• Exercise instructions
State the number of lines that include the string "prohlášení", and write nothing else.

## START Items

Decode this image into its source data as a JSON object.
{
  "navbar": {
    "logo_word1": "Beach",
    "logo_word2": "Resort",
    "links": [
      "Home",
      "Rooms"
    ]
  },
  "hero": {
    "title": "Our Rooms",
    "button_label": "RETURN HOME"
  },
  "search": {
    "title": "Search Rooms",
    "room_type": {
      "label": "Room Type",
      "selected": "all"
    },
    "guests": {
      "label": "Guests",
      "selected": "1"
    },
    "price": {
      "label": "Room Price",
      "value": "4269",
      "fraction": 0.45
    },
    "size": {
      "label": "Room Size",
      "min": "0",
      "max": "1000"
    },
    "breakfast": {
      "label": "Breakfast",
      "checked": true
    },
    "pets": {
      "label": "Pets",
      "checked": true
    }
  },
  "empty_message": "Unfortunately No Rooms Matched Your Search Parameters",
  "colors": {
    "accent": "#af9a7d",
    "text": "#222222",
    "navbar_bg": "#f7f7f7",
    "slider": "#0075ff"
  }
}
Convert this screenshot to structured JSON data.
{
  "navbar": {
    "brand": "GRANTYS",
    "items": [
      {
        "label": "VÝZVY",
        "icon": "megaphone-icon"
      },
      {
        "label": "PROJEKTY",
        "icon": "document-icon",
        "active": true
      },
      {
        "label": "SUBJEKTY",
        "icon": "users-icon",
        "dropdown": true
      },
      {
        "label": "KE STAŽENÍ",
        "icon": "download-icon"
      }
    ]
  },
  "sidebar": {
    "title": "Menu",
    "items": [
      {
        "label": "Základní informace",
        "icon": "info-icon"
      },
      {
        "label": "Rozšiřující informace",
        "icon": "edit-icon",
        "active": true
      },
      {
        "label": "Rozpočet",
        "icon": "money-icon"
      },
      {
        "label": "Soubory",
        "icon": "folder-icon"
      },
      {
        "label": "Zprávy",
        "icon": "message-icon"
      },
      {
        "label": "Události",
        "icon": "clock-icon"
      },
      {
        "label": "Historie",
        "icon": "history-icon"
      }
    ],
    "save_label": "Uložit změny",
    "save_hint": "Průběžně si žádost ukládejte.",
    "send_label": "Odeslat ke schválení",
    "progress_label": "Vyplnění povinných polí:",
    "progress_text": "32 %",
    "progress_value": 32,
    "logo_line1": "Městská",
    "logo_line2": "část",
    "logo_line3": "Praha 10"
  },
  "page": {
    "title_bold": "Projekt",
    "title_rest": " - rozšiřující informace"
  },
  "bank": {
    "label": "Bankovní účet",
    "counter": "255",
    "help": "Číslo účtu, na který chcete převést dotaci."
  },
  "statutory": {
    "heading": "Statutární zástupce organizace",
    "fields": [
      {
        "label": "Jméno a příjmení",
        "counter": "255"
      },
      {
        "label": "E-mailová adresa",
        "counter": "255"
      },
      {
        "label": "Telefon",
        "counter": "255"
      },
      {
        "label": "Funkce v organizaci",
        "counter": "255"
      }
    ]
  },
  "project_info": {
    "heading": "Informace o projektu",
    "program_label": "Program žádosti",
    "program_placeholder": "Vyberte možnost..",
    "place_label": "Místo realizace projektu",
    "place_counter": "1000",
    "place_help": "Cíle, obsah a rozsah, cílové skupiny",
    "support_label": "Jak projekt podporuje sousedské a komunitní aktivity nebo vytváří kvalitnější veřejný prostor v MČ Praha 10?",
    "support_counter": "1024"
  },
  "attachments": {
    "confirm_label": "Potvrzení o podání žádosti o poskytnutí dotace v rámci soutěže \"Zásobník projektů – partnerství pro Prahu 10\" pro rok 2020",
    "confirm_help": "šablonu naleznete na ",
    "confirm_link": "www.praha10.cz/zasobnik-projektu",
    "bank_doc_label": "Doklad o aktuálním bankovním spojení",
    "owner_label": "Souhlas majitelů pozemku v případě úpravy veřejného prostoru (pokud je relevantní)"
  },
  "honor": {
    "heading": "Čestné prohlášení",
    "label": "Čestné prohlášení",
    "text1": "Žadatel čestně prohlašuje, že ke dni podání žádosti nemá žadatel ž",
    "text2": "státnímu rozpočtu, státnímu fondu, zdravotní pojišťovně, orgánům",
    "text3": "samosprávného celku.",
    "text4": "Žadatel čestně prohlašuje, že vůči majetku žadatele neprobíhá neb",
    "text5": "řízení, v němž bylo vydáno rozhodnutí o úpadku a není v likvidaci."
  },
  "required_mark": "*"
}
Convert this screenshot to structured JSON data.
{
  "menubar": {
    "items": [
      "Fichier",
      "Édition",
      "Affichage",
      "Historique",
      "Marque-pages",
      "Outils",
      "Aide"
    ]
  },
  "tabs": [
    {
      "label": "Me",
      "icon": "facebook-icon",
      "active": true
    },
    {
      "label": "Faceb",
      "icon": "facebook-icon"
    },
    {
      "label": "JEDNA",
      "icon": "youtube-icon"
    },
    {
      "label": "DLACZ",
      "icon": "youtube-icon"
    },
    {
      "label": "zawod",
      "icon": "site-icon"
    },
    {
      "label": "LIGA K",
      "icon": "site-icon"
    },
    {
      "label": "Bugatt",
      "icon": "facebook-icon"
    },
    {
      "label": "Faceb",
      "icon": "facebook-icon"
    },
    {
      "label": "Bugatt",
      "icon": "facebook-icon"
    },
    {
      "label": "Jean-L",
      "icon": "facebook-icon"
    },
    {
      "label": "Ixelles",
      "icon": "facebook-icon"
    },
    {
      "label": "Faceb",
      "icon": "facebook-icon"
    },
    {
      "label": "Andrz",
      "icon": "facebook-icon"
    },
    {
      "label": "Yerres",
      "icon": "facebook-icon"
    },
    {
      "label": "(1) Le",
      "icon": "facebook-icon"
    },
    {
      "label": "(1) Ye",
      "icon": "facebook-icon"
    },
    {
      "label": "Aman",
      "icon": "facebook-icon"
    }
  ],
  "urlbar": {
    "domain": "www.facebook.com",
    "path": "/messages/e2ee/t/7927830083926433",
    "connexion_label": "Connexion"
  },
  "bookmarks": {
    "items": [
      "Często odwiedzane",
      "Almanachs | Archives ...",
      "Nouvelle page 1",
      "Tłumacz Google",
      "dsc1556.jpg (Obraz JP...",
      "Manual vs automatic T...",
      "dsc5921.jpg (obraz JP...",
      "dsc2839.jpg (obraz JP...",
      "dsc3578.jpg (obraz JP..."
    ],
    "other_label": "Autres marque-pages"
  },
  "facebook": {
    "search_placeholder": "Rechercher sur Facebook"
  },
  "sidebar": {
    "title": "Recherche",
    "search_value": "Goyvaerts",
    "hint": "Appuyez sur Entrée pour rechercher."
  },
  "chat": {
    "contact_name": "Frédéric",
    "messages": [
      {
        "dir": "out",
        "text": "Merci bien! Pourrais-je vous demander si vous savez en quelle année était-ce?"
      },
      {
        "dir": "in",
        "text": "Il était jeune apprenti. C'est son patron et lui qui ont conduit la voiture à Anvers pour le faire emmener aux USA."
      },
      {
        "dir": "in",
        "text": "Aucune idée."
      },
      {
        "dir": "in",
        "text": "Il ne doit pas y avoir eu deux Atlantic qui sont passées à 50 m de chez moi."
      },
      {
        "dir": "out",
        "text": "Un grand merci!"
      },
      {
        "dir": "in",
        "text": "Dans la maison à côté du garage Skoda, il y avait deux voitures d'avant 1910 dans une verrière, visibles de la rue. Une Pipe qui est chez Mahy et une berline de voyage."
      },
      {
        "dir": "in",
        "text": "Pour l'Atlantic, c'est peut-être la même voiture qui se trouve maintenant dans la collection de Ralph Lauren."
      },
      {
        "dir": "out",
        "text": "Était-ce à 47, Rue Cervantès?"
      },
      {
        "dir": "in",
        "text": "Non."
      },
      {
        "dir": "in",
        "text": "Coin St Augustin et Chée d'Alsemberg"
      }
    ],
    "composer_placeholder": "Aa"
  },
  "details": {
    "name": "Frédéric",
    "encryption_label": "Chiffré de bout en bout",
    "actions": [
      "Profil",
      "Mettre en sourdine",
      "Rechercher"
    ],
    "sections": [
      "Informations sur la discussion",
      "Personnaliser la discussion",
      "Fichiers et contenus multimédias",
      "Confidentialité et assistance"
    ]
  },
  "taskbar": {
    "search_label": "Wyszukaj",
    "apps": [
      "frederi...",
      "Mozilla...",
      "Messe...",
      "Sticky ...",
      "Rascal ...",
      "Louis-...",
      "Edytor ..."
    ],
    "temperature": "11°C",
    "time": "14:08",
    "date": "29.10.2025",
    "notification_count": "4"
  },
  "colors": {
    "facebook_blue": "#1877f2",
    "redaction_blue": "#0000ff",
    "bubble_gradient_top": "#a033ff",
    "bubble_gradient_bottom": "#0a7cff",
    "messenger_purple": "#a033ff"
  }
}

## END Items

• Result for this task
2